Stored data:
=-=-=

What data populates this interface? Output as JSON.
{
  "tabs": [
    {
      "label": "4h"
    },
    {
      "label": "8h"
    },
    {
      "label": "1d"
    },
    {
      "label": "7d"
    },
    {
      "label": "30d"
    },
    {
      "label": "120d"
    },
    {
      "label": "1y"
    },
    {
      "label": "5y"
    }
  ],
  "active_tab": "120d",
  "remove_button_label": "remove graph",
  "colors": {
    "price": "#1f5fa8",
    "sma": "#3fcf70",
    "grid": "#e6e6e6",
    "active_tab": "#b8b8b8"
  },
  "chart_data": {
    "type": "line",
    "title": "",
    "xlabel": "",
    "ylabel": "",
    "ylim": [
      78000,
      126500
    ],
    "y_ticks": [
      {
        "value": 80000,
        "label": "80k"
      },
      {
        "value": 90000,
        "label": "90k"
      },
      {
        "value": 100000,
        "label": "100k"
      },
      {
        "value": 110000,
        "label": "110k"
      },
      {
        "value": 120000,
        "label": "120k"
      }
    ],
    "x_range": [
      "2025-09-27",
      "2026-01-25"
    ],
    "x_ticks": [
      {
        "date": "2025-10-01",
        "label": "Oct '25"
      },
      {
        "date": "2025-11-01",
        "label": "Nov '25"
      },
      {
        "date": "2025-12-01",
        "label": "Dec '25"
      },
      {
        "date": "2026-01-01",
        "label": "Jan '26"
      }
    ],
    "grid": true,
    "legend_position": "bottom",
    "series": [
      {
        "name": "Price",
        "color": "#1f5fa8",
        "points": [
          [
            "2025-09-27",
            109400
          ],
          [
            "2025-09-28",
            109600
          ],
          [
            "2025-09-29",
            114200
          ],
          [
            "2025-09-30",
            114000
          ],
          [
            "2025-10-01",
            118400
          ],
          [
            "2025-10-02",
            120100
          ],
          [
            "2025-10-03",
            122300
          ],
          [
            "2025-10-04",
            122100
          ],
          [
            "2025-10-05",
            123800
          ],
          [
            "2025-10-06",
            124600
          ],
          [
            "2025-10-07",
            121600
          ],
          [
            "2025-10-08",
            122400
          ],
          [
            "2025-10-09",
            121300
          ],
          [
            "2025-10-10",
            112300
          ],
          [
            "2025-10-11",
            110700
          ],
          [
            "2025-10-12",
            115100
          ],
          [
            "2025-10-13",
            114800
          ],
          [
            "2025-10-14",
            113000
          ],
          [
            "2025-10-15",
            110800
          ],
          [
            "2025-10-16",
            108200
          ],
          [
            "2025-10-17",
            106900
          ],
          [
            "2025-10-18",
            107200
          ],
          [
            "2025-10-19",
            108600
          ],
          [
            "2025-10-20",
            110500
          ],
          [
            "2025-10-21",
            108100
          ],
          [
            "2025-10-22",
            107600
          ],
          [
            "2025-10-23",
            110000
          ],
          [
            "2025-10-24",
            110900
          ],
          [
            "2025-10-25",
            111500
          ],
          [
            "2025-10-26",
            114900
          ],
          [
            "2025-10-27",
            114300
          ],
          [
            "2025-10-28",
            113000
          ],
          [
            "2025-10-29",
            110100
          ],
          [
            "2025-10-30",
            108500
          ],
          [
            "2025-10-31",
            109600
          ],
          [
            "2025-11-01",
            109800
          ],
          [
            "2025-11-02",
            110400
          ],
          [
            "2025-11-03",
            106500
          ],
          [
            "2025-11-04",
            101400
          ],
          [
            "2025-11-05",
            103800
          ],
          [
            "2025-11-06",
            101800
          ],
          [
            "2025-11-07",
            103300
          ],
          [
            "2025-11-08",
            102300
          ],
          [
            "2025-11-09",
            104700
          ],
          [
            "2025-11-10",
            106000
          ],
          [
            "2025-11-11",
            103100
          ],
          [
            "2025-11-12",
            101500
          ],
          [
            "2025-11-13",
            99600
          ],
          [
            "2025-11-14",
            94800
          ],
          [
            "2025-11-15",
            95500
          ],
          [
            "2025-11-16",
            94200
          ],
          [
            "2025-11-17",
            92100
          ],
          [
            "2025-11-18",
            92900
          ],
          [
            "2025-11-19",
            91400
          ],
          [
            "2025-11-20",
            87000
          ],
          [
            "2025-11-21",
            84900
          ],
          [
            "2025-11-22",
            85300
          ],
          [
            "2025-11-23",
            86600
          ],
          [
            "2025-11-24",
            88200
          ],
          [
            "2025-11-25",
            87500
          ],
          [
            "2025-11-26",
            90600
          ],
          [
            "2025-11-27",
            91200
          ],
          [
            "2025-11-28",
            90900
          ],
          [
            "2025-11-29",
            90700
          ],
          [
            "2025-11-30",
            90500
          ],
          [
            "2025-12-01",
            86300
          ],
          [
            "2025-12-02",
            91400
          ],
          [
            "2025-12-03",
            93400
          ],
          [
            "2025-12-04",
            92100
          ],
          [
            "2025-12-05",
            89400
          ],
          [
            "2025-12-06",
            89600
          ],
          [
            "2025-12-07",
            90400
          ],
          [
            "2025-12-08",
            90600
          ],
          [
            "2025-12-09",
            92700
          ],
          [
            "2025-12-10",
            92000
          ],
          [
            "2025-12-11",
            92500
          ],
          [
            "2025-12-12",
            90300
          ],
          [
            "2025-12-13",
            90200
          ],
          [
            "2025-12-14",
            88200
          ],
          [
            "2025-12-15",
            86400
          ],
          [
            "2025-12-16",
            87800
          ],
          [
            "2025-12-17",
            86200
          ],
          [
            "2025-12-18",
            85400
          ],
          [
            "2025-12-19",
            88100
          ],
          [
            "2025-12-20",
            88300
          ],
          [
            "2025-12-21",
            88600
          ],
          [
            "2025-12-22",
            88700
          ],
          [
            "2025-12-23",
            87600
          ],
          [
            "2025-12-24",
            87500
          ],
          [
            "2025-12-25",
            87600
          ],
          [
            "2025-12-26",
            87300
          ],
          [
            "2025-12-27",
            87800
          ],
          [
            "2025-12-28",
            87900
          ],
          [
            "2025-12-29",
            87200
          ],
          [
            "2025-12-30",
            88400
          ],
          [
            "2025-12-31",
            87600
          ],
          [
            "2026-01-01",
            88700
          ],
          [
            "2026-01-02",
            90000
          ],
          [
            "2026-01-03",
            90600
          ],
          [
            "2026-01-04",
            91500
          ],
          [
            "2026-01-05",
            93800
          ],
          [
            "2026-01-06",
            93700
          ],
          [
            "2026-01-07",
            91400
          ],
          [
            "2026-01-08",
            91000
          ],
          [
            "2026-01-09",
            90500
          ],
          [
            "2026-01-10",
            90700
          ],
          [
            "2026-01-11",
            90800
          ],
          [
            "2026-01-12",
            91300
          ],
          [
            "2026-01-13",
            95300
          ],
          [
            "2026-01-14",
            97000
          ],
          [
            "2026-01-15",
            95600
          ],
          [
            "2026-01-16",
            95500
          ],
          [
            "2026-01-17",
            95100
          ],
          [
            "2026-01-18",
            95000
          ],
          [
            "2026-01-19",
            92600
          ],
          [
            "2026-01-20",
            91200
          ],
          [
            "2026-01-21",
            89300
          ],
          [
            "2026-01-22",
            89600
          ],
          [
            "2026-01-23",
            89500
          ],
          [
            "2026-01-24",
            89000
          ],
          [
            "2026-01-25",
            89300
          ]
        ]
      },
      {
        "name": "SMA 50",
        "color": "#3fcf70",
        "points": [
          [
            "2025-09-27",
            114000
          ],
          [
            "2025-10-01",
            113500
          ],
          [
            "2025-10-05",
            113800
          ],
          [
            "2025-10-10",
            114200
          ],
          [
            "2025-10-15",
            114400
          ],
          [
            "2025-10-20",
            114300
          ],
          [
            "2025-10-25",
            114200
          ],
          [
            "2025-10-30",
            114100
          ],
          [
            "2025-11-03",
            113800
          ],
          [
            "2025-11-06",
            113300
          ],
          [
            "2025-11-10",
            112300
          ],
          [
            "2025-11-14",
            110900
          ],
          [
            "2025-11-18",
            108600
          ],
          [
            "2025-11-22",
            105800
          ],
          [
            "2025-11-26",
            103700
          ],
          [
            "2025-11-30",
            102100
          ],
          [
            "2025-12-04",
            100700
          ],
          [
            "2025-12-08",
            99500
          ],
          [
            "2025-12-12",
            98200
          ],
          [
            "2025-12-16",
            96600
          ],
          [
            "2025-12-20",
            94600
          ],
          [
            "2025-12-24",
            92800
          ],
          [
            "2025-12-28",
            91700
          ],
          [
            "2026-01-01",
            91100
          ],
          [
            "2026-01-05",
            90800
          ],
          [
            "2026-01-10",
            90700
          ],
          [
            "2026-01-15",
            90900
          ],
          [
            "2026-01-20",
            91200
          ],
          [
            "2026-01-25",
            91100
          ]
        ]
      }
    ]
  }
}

=-=-=

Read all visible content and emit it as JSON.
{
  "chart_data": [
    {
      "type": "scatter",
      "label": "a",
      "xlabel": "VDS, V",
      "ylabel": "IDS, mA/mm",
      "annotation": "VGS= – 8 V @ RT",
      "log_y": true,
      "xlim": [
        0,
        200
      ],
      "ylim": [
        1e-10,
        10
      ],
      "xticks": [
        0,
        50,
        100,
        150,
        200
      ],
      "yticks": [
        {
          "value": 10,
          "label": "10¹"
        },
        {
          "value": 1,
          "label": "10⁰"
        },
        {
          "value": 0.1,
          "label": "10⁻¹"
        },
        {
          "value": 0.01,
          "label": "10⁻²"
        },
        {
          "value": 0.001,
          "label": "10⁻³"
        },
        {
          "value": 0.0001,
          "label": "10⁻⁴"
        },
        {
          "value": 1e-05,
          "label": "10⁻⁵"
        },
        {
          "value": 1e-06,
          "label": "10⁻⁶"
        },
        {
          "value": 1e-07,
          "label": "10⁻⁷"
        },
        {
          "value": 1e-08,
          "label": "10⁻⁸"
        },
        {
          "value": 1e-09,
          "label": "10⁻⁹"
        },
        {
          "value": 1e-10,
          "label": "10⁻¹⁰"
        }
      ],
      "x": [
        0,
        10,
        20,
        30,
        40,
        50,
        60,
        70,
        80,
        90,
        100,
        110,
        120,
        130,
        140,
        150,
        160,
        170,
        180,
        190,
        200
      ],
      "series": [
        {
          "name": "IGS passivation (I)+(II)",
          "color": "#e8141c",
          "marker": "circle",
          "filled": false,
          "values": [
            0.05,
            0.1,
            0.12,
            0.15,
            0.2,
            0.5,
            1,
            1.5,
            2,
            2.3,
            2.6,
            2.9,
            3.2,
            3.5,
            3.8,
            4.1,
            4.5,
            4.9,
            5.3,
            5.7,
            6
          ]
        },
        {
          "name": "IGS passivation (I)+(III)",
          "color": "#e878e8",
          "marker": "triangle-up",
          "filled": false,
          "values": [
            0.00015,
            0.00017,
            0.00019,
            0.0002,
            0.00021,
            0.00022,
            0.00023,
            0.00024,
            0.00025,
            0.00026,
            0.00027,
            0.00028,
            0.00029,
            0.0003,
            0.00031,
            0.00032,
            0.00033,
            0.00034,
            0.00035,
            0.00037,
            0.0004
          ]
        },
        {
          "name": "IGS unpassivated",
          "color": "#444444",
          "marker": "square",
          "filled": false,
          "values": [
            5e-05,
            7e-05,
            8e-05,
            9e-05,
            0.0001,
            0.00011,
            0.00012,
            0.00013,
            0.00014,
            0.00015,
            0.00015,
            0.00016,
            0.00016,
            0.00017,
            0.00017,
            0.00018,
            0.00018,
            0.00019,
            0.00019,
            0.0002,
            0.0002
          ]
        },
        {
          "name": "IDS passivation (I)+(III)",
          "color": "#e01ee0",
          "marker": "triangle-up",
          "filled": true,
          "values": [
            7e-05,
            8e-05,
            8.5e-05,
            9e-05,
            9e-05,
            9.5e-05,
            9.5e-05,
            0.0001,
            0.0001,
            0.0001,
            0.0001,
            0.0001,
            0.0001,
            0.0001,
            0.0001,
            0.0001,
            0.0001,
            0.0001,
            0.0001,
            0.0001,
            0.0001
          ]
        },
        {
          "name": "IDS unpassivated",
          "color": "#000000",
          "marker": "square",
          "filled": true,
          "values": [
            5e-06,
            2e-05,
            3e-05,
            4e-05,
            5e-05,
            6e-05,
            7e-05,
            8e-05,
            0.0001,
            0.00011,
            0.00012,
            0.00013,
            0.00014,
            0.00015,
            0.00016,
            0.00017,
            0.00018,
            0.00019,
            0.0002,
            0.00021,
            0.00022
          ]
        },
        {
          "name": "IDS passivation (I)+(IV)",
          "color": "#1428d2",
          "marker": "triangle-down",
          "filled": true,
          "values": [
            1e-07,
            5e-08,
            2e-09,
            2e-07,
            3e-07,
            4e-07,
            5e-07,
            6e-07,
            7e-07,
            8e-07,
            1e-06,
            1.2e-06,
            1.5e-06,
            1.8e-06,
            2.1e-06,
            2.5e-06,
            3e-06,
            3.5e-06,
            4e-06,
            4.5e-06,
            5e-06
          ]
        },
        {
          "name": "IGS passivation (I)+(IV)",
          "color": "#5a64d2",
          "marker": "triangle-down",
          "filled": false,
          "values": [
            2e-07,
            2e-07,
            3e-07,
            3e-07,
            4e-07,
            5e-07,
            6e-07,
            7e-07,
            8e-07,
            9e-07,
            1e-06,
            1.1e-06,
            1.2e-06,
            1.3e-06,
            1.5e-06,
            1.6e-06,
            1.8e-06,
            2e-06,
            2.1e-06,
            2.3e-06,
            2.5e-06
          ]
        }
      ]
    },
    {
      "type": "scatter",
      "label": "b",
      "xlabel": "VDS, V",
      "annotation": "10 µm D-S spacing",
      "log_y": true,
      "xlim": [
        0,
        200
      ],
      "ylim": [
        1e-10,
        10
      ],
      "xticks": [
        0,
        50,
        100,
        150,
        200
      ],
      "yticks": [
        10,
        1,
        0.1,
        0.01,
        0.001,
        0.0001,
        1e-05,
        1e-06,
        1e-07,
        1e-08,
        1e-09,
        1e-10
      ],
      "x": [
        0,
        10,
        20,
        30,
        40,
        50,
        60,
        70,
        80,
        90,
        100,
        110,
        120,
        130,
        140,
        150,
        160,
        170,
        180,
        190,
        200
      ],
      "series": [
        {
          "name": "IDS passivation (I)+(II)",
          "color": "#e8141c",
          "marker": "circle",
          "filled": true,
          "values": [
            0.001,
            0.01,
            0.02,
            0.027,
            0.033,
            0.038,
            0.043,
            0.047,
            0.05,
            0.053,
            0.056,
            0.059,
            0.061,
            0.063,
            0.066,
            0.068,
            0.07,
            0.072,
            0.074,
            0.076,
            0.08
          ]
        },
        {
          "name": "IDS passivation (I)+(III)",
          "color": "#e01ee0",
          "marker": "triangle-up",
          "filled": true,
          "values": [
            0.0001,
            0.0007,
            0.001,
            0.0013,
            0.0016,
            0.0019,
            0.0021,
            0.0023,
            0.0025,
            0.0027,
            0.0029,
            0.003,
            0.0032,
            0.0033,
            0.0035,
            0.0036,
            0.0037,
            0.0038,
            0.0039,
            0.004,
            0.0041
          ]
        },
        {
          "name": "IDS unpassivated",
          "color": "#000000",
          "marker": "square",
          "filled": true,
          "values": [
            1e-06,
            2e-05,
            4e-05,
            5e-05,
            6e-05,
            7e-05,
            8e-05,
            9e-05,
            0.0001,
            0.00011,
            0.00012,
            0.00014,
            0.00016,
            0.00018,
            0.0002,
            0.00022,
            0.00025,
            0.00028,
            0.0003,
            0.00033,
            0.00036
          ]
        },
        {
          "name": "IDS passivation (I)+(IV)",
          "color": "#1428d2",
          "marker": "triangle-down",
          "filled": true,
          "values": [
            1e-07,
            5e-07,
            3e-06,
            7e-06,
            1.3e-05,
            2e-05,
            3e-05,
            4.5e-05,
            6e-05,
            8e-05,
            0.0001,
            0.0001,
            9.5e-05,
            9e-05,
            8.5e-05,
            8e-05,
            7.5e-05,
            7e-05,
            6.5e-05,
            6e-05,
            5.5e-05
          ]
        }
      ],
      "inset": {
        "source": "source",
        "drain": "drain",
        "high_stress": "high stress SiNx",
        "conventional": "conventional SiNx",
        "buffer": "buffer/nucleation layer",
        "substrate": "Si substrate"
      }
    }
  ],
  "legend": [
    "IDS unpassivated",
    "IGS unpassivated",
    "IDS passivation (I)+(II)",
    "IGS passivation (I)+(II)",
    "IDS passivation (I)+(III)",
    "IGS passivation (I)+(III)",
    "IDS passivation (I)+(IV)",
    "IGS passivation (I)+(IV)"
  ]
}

=-=-=

# [Given problem]
Show each line holding the word "SiNx".

# [Answer to the task]
        "high_stress": "high stress SiNx",
        "conventional": "conventional SiNx",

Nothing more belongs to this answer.